◆ DATA EXCERPTS:
+++++
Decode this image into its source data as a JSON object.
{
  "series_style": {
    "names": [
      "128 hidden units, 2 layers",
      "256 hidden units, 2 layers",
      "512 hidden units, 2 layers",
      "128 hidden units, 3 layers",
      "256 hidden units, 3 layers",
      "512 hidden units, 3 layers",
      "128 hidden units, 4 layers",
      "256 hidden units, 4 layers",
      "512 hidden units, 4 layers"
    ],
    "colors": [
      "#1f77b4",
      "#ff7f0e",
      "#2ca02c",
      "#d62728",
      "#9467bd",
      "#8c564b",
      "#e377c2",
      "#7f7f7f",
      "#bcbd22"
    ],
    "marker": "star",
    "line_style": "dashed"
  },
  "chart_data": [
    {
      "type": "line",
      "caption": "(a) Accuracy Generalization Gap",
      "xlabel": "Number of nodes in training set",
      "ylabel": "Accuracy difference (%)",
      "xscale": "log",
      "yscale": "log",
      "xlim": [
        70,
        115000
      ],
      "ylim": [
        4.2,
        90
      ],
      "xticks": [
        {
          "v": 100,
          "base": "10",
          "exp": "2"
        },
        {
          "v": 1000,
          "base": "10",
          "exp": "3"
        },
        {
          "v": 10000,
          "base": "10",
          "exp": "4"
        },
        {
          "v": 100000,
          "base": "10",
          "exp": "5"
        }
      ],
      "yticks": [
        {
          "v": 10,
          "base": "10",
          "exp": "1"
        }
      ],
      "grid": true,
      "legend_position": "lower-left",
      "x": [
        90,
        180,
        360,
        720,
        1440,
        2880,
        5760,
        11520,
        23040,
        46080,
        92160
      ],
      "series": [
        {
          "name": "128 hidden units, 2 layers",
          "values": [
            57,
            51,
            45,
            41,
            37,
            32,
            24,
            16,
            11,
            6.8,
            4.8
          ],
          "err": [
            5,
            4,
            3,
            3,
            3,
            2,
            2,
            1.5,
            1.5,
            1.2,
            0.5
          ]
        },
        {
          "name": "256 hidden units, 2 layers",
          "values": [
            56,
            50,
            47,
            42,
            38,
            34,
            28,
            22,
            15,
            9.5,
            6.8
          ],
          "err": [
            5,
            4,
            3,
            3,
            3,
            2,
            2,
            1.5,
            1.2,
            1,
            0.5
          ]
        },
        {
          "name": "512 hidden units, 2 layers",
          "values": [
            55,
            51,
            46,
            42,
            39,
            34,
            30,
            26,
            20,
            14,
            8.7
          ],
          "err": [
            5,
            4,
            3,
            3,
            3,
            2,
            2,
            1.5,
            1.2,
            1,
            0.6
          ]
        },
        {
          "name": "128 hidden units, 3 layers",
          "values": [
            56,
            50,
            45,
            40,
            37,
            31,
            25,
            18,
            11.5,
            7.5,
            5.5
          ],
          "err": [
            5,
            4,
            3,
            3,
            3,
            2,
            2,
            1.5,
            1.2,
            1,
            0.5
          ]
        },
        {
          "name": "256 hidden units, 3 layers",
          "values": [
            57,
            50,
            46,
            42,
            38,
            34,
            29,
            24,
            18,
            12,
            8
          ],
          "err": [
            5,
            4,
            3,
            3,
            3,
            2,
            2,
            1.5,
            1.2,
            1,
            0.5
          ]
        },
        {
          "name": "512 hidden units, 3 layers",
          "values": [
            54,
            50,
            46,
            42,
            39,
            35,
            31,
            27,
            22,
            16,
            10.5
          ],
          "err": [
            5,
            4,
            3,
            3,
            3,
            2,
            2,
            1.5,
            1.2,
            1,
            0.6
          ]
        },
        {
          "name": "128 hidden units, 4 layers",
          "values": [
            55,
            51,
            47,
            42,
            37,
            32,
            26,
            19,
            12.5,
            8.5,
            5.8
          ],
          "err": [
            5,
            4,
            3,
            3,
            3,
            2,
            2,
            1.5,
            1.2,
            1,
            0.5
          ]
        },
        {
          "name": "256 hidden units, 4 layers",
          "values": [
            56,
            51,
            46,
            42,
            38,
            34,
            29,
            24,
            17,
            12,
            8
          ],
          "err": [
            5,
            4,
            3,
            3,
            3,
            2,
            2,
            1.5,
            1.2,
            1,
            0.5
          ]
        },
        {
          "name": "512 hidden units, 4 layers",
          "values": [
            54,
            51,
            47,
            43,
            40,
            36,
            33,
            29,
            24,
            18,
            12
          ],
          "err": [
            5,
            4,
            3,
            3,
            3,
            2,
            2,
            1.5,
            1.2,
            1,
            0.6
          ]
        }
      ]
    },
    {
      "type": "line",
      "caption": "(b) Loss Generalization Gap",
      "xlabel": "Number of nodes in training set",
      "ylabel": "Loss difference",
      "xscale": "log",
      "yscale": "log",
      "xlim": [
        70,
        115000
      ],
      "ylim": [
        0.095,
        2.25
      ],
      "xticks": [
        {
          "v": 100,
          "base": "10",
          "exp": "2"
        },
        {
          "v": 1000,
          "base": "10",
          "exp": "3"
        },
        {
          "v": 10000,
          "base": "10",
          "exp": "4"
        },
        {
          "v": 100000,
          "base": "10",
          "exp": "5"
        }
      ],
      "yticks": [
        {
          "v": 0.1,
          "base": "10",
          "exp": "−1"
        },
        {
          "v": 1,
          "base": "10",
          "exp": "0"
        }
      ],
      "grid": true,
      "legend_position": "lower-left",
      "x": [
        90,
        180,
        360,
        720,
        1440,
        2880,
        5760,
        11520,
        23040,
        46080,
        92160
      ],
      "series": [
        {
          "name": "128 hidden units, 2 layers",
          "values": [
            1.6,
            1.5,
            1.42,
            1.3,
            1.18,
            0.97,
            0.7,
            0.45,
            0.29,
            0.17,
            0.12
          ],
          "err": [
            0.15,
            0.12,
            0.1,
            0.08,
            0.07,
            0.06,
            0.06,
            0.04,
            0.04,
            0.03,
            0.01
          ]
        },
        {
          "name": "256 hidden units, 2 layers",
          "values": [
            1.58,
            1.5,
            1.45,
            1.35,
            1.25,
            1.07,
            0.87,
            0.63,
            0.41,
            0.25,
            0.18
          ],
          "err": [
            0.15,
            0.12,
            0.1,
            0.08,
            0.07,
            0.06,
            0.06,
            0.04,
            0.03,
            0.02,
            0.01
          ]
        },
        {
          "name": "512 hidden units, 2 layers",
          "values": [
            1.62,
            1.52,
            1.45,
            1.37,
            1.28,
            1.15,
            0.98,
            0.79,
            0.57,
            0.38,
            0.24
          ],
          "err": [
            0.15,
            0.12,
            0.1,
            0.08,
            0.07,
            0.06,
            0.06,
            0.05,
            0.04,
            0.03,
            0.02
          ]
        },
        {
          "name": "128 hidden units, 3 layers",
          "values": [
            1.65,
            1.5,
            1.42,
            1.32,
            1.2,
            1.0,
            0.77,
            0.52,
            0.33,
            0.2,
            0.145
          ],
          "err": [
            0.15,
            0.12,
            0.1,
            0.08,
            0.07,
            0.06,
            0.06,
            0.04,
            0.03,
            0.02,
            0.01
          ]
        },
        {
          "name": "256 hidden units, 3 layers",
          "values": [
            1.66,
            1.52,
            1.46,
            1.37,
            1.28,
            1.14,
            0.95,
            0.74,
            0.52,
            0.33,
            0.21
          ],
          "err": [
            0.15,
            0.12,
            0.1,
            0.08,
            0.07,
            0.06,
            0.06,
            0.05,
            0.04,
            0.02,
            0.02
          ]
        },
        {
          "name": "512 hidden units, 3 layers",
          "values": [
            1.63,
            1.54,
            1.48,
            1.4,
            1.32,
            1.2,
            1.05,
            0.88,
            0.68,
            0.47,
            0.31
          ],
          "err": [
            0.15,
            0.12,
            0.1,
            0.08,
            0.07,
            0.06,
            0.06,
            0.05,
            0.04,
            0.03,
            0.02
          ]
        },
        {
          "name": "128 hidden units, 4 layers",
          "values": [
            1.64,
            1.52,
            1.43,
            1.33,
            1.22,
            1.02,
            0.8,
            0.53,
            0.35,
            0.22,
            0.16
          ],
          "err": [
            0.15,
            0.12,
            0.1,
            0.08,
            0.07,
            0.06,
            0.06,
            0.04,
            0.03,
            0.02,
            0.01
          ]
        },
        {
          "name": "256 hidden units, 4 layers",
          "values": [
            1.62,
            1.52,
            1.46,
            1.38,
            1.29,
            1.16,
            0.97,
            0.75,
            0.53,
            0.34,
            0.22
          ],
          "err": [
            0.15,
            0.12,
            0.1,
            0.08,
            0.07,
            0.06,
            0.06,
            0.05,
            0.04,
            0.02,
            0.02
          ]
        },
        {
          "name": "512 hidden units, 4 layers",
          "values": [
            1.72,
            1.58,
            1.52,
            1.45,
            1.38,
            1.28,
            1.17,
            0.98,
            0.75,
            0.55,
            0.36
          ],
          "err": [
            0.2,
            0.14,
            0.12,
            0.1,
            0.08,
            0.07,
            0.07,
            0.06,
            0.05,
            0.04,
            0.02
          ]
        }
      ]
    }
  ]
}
+++++
Check each line above for the word "Generalization" and copy the ones that have it.

◆ TASK RESPONSE:
      "caption": "(a) Accuracy Generalization Gap",
      "caption": "(b) Loss Generalization Gap",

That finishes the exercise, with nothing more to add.